WHAT THE TASK REQUIRES> Repeat the data below exactly, dropping any pictures it holds.

SUPPLIED DATA>
#####
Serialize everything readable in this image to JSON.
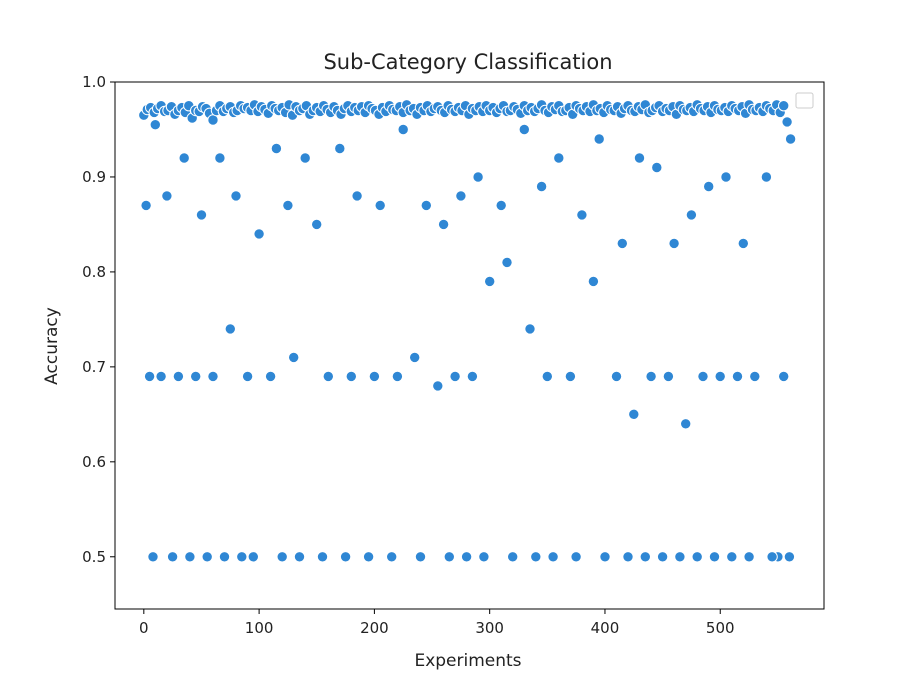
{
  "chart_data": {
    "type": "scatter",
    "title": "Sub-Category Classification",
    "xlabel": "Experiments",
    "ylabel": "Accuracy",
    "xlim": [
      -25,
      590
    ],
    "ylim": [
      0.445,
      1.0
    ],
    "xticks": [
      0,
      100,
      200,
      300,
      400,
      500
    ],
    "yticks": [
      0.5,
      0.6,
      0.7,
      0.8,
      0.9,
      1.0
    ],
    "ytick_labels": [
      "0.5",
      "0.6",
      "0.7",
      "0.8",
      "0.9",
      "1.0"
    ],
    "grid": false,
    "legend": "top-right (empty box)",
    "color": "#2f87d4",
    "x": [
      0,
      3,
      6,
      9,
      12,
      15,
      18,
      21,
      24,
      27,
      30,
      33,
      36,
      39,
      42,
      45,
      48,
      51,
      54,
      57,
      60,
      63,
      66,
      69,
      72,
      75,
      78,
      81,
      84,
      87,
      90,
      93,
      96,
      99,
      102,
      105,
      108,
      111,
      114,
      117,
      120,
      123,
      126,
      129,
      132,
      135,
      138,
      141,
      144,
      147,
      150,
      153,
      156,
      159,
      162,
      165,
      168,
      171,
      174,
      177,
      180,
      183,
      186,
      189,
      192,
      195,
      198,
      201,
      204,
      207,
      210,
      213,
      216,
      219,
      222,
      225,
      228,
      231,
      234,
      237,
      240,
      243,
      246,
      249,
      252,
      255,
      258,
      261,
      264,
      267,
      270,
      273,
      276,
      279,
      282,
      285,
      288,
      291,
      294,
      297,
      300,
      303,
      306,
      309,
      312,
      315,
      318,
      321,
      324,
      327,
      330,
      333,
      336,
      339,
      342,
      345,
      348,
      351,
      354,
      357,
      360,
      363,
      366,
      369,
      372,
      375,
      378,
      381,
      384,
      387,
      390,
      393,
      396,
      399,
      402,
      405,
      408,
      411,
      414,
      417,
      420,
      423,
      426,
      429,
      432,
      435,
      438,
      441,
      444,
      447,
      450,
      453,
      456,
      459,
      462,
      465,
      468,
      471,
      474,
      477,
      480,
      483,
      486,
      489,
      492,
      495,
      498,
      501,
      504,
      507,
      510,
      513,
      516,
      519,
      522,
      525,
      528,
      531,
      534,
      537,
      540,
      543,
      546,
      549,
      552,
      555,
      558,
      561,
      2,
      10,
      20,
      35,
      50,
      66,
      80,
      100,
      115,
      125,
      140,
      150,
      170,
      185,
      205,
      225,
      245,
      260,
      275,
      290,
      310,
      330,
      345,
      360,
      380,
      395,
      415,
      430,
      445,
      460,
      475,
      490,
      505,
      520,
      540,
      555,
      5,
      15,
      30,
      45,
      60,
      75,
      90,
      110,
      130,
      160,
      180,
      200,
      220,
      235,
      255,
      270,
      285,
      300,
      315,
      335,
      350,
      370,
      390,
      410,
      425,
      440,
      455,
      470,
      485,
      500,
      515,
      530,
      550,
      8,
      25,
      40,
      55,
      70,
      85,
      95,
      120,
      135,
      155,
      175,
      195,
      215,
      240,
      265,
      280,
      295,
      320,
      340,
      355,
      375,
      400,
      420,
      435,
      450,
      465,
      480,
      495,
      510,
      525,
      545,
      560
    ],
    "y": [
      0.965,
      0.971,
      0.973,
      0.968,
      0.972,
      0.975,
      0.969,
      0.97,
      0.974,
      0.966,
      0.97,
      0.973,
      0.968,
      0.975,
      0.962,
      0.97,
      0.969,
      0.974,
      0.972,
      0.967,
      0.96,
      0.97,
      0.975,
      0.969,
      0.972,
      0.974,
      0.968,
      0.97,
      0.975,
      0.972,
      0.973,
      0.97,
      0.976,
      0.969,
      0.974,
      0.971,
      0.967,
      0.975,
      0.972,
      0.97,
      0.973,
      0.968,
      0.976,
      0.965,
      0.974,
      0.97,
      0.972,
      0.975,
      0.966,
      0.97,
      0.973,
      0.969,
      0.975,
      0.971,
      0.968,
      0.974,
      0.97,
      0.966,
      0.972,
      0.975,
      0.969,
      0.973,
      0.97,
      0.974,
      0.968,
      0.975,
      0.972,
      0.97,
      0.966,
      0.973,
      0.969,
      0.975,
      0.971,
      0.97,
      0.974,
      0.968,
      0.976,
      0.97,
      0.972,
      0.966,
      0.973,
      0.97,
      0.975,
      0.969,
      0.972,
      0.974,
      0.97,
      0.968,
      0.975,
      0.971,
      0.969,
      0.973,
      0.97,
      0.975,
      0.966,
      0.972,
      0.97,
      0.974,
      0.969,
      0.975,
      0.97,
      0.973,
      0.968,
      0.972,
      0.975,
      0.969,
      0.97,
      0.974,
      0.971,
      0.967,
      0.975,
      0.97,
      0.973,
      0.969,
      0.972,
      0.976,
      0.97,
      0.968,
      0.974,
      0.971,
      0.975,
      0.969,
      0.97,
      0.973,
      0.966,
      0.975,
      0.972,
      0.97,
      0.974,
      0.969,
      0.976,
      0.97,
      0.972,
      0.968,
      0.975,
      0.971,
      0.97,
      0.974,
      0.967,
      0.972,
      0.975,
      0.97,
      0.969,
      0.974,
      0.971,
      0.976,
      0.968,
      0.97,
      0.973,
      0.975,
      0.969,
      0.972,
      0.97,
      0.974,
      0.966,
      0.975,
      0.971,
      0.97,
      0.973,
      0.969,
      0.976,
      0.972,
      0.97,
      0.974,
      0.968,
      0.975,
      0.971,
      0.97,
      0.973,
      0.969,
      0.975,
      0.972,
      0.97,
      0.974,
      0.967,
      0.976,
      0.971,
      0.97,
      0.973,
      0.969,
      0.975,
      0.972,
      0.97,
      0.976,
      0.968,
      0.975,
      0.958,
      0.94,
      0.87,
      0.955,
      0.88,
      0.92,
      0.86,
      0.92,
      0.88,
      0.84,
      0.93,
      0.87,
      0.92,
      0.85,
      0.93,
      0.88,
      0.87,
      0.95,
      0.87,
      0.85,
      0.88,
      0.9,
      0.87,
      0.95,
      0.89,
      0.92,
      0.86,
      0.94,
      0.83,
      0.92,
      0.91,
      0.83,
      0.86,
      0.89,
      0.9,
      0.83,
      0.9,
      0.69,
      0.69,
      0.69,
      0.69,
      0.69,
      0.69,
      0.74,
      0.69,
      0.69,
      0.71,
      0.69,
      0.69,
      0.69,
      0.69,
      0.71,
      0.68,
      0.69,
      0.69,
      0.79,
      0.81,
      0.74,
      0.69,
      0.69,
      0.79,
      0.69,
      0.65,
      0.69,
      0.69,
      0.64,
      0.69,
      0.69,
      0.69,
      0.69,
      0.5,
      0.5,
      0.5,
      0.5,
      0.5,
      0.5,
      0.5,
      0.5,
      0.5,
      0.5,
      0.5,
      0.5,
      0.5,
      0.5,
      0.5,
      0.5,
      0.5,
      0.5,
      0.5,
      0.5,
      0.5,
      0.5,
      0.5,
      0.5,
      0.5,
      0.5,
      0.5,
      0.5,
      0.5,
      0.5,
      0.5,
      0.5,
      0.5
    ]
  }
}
#####
ANSWER TO THE EXERCISE>
Serialize everything readable in this image to JSON.
{
  "chart_data": {
    "type": "scatter",
    "title": "Sub-Category Classification",
    "xlabel": "Experiments",
    "ylabel": "Accuracy",
    "xlim": [
      -25,
      590
    ],
    "ylim": [
      0.445,
      1.0
    ],
    "xticks": [
      0,
      100,
      200,
      300,
      400,
      500
    ],
    "yticks": [
      0.5,
      0.6,
      0.7,
      0.8,
      0.9,
      1.0
    ],
    "ytick_labels": [
      "0.5",
      "0.6",
      "0.7",
      "0.8",
      "0.9",
      "1.0"
    ],
    "grid": false,
    "legend": "top-right (empty box)",
    "color": "#2f87d4",
    "x": [
      0,
      3,
      6,
      9,
      12,
      15,
      18,
      21,
      24,
      27,
      30,
      33,
      36,
      39,
      42,
      45,
      48,
      51,
      54,
      57,
      60,
      63,
      66,
      69,
      72,
      75,
      78,
      81,
      84,
      87,
      90,
      93,
      96,
      99,
      102,
      105,
      108,
      111,
      114,
      117,
      120,
      123,
      126,
      129,
      132,
      135,
      138,
      141,
      144,
      147,
      150,
      153,
      156,
      159,
      162,
      165,
      168,
      171,
      174,
      177,
      180,
      183,
      186,
      189,
      192,
      195,
      198,
      201,
      204,
      207,
      210,
      213,
      216,
      219,
      222,
      225,
      228,
      231,
      234,
      237,
      240,
      243,
      246,
      249,
      252,
      255,
      258,
      261,
      264,
      267,
      270,
      273,
      276,
      279,
      282,
      285,
      288,
      291,
      294,
      297,
      300,
      303,
      306,
      309,
      312,
      315,
      318,
      321,
      324,
      327,
      330,
      333,
      336,
      339,
      342,
      345,
      348,
      351,
      354,
      357,
      360,
      363,
      366,
      369,
      372,
      375,
      378,
      381,
      384,
      387,
      390,
      393,
      396,
      399,
      402,
      405,
      408,
      411,
      414,
      417,
      420,
      423,
      426,
      429,
      432,
      435,
      438,
      441,
      444,
      447,
      450,
      453,
      456,
      459,
      462,
      465,
      468,
      471,
      474,
      477,
      480,
      483,
      486,
      489,
      492,
      495,
      498,
      501,
      504,
      507,
      510,
      513,
      516,
      519,
      522,
      525,
      528,
      531,
      534,
      537,
      540,
      543,
      546,
      549,
      552,
      555,
      558,
      561,
      2,
      10,
      20,
      35,
      50,
      66,
      80,
      100,
      115,
      125,
      140,
      150,
      170,
      185,
      205,
      225,
      245,
      260,
      275,
      290,
      310,
      330,
      345,
      360,
      380,
      395,
      415,
      430,
      445,
      460,
      475,
      490,
      505,
      520,
      540,
      555,
      5,
      15,
      30,
      45,
      60,
      75,
      90,
      110,
      130,
      160,
      180,
      200,
      220,
      235,
      255,
      270,
      285,
      300,
      315,
      335,
      350,
      370,
      390,
      410,
      425,
      440,
      455,
      470,
      485,
      500,
      515,
      530,
      550,
      8,
      25,
      40,
      55,
      70,
      85,
      95,
      120,
      135,
      155,
      175,
      195,
      215,
      240,
      265,
      280,
      295,
      320,
      340,
      355,
      375,
      400,
      420,
      435,
      450,
      465,
      480,
      495,
      510,
      525,
      545,
      560
    ],
    "y": [
      0.965,
      0.971,
      0.973,
      0.968,
      0.972,
      0.975,
      0.969,
      0.97,
      0.974,
      0.966,
      0.97,
      0.973,
      0.968,
      0.975,
      0.962,
      0.97,
      0.969,
      0.974,
      0.972,
      0.967,
      0.96,
      0.97,
      0.975,
      0.969,
      0.972,
      0.974,
      0.968,
      0.97,
      0.975,
      0.972,
      0.973,
      0.97,
      0.976,
      0.969,
      0.974,
      0.971,
      0.967,
      0.975,
      0.972,
      0.97,
      0.973,
      0.968,
      0.976,
      0.965,
      0.974,
      0.97,
      0.972,
      0.975,
      0.966,
      0.97,
      0.973,
      0.969,
      0.975,
      0.971,
      0.968,
      0.974,
      0.97,
      0.966,
      0.972,
      0.975,
      0.969,
      0.973,
      0.97,
      0.974,
      0.968,
      0.975,
      0.972,
      0.97,
      0.966,
      0.973,
      0.969,
      0.975,
      0.971,
      0.97,
      0.974,
      0.968,
      0.976,
      0.97,
      0.972,
      0.966,
      0.973,
      0.97,
      0.975,
      0.969,
      0.972,
      0.974,
      0.97,
      0.968,
      0.975,
      0.971,
      0.969,
      0.973,
      0.97,
      0.975,
      0.966,
      0.972,
      0.97,
      0.974,
      0.969,
      0.975,
      0.97,
      0.973,
      0.968,
      0.972,
      0.975,
      0.969,
      0.97,
      0.974,
      0.971,
      0.967,
      0.975,
      0.97,
      0.973,
      0.969,
      0.972,
      0.976,
      0.97,
      0.968,
      0.974,
      0.971,
      0.975,
      0.969,
      0.97,
      0.973,
      0.966,
      0.975,
      0.972,
      0.97,
      0.974,
      0.969,
      0.976,
      0.97,
      0.972,
      0.968,
      0.975,
      0.971,
      0.97,
      0.974,
      0.967,
      0.972,
      0.975,
      0.97,
      0.969,
      0.974,
      0.971,
      0.976,
      0.968,
      0.97,
      0.973,
      0.975,
      0.969,
      0.972,
      0.97,
      0.974,
      0.966,
      0.975,
      0.971,
      0.97,
      0.973,
      0.969,
      0.976,
      0.972,
      0.97,
      0.974,
      0.968,
      0.975,
      0.971,
      0.97,
      0.973,
      0.969,
      0.975,
      0.972,
      0.97,
      0.974,
      0.967,
      0.976,
      0.971,
      0.97,
      0.973,
      0.969,
      0.975,
      0.972,
      0.97,
      0.976,
      0.968,
      0.975,
      0.958,
      0.94,
      0.87,
      0.955,
      0.88,
      0.92,
      0.86,
      0.92,
      0.88,
      0.84,
      0.93,
      0.87,
      0.92,
      0.85,
      0.93,
      0.88,
      0.87,
      0.95,
      0.87,
      0.85,
      0.88,
      0.9,
      0.87,
      0.95,
      0.89,
      0.92,
      0.86,
      0.94,
      0.83,
      0.92,
      0.91,
      0.83,
      0.86,
      0.89,
      0.9,
      0.83,
      0.9,
      0.69,
      0.69,
      0.69,
      0.69,
      0.69,
      0.69,
      0.74,
      0.69,
      0.69,
      0.71,
      0.69,
      0.69,
      0.69,
      0.69,
      0.71,
      0.68,
      0.69,
      0.69,
      0.79,
      0.81,
      0.74,
      0.69,
      0.69,
      0.79,
      0.69,
      0.65,
      0.69,
      0.69,
      0.64,
      0.69,
      0.69,
      0.69,
      0.69,
      0.5,
      0.5,
      0.5,
      0.5,
      0.5,
      0.5,
      0.5,
      0.5,
      0.5,
      0.5,
      0.5,
      0.5,
      0.5,
      0.5,
      0.5,
      0.5,
      0.5,
      0.5,
      0.5,
      0.5,
      0.5,
      0.5,
      0.5,
      0.5,
      0.5,
      0.5,
      0.5,
      0.5,
      0.5,
      0.5,
      0.5,
      0.5,
      0.5
    ]
  }
}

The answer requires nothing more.